:: Dataset records ::

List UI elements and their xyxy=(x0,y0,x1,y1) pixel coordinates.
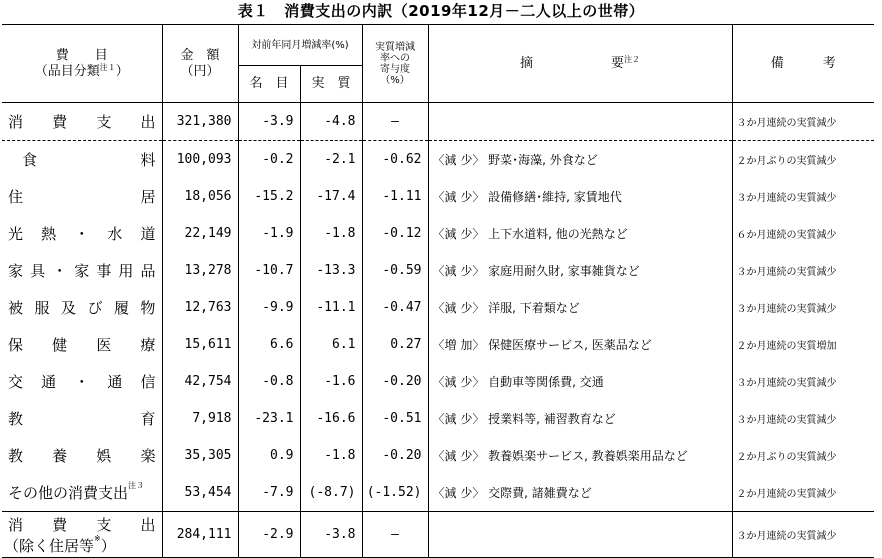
row-item-label: 消 費 支 出 xyxy=(8,113,156,131)
row-amount: 53,454 xyxy=(162,474,238,512)
row-nominal: -23.1 xyxy=(238,400,300,437)
row-item-label: 被 服 及 び 履 物 xyxy=(8,299,156,317)
expenditure-table xyxy=(2,24,874,558)
row-summary: 〈減 少〉 設備修繕･維持, 家賃地代 xyxy=(428,178,732,215)
row-real: -1.8 xyxy=(300,215,362,252)
header-remarks: 備 考 xyxy=(732,25,874,103)
row-remark: ２か月連続の実質増加 xyxy=(736,341,837,352)
row-item xyxy=(2,400,162,437)
table-row xyxy=(2,289,874,326)
header-contrib-line2: 率への xyxy=(380,52,410,64)
row-real: -13.3 xyxy=(300,252,362,289)
row-contrib: (-1.52) xyxy=(362,474,428,512)
header-amount xyxy=(162,25,238,103)
row-summary: 〈減 少〉 野菜･海藻, 外食など xyxy=(428,141,732,179)
row-item xyxy=(2,326,162,363)
row-amount: 100,093 xyxy=(162,141,238,179)
footer-item-line1: 消 費 支 出 xyxy=(8,515,156,534)
row-item-label: 交 通 ・ 通 信 xyxy=(8,373,156,391)
table-row xyxy=(2,178,874,215)
footer-summary xyxy=(428,512,732,558)
header-contrib-line3: 寄与度 xyxy=(380,63,410,75)
row-nominal: -3.9 xyxy=(238,103,300,141)
row-amount: 12,763 xyxy=(162,289,238,326)
row-remark: ２か月ぶりの実質減少 xyxy=(736,156,837,167)
row-remark: ６か月連続の実質減少 xyxy=(736,230,837,241)
row-item xyxy=(2,363,162,400)
row-nominal: -15.2 xyxy=(238,178,300,215)
row-summary: 〈減 少〉 上下水道料, 他の光熱など xyxy=(428,215,732,252)
header-item-line1: 費 目 xyxy=(55,47,108,63)
row-nominal: -7.9 xyxy=(238,474,300,512)
row-contrib: -0.59 xyxy=(362,252,428,289)
row-contrib: 0.27 xyxy=(362,326,428,363)
row-contrib: -0.12 xyxy=(362,215,428,252)
row-nominal: 0.9 xyxy=(238,437,300,474)
row-summary: 〈減 少〉 教養娯楽サービス, 教養娯楽用品など xyxy=(428,437,732,474)
header-contrib-line4: （%） xyxy=(380,74,410,86)
row-contrib: -1.11 xyxy=(362,178,428,215)
table-row xyxy=(2,400,874,437)
row-contrib: -0.62 xyxy=(362,141,428,179)
row-nominal: -0.2 xyxy=(238,141,300,179)
row-item xyxy=(2,141,162,179)
footer-item xyxy=(2,512,162,558)
footer-real: -3.8 xyxy=(300,512,362,558)
table-row xyxy=(2,141,874,179)
row-remark: ３か月連続の実質減少 xyxy=(736,304,837,315)
header-nominal: 名 目 xyxy=(238,66,300,103)
header-summary xyxy=(428,25,732,103)
row-item-label: 光 熱 ・ 水 道 xyxy=(8,225,156,243)
row-contrib: -0.20 xyxy=(362,437,428,474)
row-amount: 321,380 xyxy=(162,103,238,141)
table-row xyxy=(2,363,874,400)
row-item xyxy=(2,289,162,326)
row-item-label: 食 料 xyxy=(22,151,156,169)
table-row-excluding-housing xyxy=(2,512,874,558)
row-remark: ２か月連続の実質減少 xyxy=(732,474,874,512)
footer-item-line2: （除く住居等 xyxy=(4,536,95,555)
row-real: (-8.7) xyxy=(300,474,362,512)
row-amount: 42,754 xyxy=(162,363,238,400)
table-title: 表１ 消費支出の内訳（2019年12月－二人以上の世帯） xyxy=(237,2,645,20)
row-real: 6.1 xyxy=(300,326,362,363)
row-remark: ３か月連続の実質減少 xyxy=(736,415,837,426)
table-row-total xyxy=(2,103,874,141)
row-real: -16.6 xyxy=(300,400,362,437)
header-contrib xyxy=(362,25,428,103)
row-contrib: -0.47 xyxy=(362,289,428,326)
row-item xyxy=(2,474,162,512)
header-amount-line2: （円） xyxy=(180,63,220,79)
row-remark: ３か月連続の実質減少 xyxy=(736,267,837,278)
row-summary: 〈減 少〉 授業料等, 補習教育など xyxy=(428,400,732,437)
table-row xyxy=(2,474,874,512)
header-contrib-line1: 実質増減 xyxy=(375,41,415,53)
row-amount: 15,611 xyxy=(162,326,238,363)
row-summary: 〈減 少〉 家庭用耐久財, 家事雑貨など xyxy=(428,252,732,289)
row-amount: 13,278 xyxy=(162,252,238,289)
row-remark: ３か月連続の実質減少 xyxy=(736,378,837,389)
row-item-label: 教 養 娯 楽 xyxy=(8,447,156,465)
row-nominal: -9.9 xyxy=(238,289,300,326)
header-item-note: 注１ xyxy=(99,62,116,72)
row-contrib: ― xyxy=(362,103,428,141)
row-amount: 35,305 xyxy=(162,437,238,474)
footer-item-note: ※ xyxy=(94,533,101,543)
row-nominal: -10.7 xyxy=(238,252,300,289)
footer-item-line2-end: ） xyxy=(100,536,116,555)
header-yoy: 対前年同月増減率(%) xyxy=(238,25,362,66)
row-item xyxy=(2,103,162,141)
row-real: -4.8 xyxy=(300,103,362,141)
row-remark: ３か月連続の実質減少 xyxy=(736,193,837,204)
footer-remark: ３か月連続の実質減少 xyxy=(732,512,874,558)
row-item xyxy=(2,178,162,215)
footer-contrib: ― xyxy=(362,512,428,558)
header-item-line2-end: ） xyxy=(115,63,129,79)
row-item-label: 家 具 ・ 家 事 用 品 xyxy=(8,262,156,280)
row-real: -1.8 xyxy=(300,437,362,474)
row-real: -2.1 xyxy=(300,141,362,179)
row-remark: ２か月ぶりの実質減少 xyxy=(736,452,837,463)
row-contrib: -0.20 xyxy=(362,363,428,400)
row-item-label: その他の消費支出 xyxy=(8,484,129,502)
row-remark: ３か月連続の実質減少 xyxy=(732,103,874,141)
row-contrib: -0.51 xyxy=(362,400,428,437)
row-item xyxy=(2,252,162,289)
header-summary-note: 注２ xyxy=(624,54,640,64)
row-nominal: -1.9 xyxy=(238,215,300,252)
row-real: -17.4 xyxy=(300,178,362,215)
row-real: -11.1 xyxy=(300,289,362,326)
footer-nominal: -2.9 xyxy=(238,512,300,558)
header-item xyxy=(2,25,162,103)
row-summary xyxy=(428,103,732,141)
row-item-label: 住 居 xyxy=(8,188,156,206)
row-nominal: -0.8 xyxy=(238,363,300,400)
row-summary: 〈減 少〉 交際費, 諸雑費など xyxy=(428,474,732,512)
row-summary: 〈増 加〉 保健医療サービス, 医薬品など xyxy=(428,326,732,363)
table-row xyxy=(2,215,874,252)
row-real: -1.6 xyxy=(300,363,362,400)
header-item-line2: （品目分類 xyxy=(34,63,100,79)
footer-amount: 284,111 xyxy=(162,512,238,558)
row-amount: 22,149 xyxy=(162,215,238,252)
header-summary-label: 摘 要 xyxy=(519,55,624,71)
row-nominal: 6.6 xyxy=(238,326,300,363)
row-amount: 7,918 xyxy=(162,400,238,437)
table-row xyxy=(2,252,874,289)
row-item-label: 教 育 xyxy=(8,410,156,428)
table-row xyxy=(2,326,874,363)
row-item xyxy=(2,437,162,474)
row-item-label: 保 健 医 療 xyxy=(8,336,156,354)
row-amount: 18,056 xyxy=(162,178,238,215)
header-amount-line1: 金 額 xyxy=(180,47,220,63)
row-summary: 〈減 少〉 自動車等関係費, 交通 xyxy=(428,363,732,400)
row-summary: 〈減 少〉 洋服, 下着類など xyxy=(428,289,732,326)
header-real: 実 質 xyxy=(300,66,362,103)
table-row xyxy=(2,437,874,474)
row-item-note: 注３ xyxy=(128,481,145,490)
row-item xyxy=(2,215,162,252)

:::

■ Set problem: Can you output the lines starting at the one that contains "row-item-label: 消 費 支 出 xyxy=(8,113,156,131)" and ending at the one that contains "row-summary: 〈減 少〉 野菜･海藻, 外食など", with both of those included and every line reproduced unchanged?

■ The response:
row-item-label: 消 費 支 出 xyxy=(8,113,156,131)
row-amount: 53,454 xyxy=(162,474,238,512)
row-nominal: -23.1 xyxy=(238,400,300,437)
row-item-label: 被 服 及 び 履 物 xyxy=(8,299,156,317)
expenditure-table xyxy=(2,24,874,558)
row-summary: 〈減 少〉 設備修繕･維持, 家賃地代 xyxy=(428,178,732,215)
row-real: -1.8 xyxy=(300,215,362,252)
header-remarks: 備 考 xyxy=(732,25,874,103)
row-remark: ２か月連続の実質増加 xyxy=(736,341,837,352)
row-item xyxy=(2,400,162,437)
table-row xyxy=(2,289,874,326)
header-contrib-line2: 率への xyxy=(380,52,410,64)
row-real: -13.3 xyxy=(300,252,362,289)
row-contrib: (-1.52) xyxy=(362,474,428,512)
header-amount xyxy=(162,25,238,103)
row-summary: 〈減 少〉 野菜･海藻, 外食など xyxy=(428,141,732,179)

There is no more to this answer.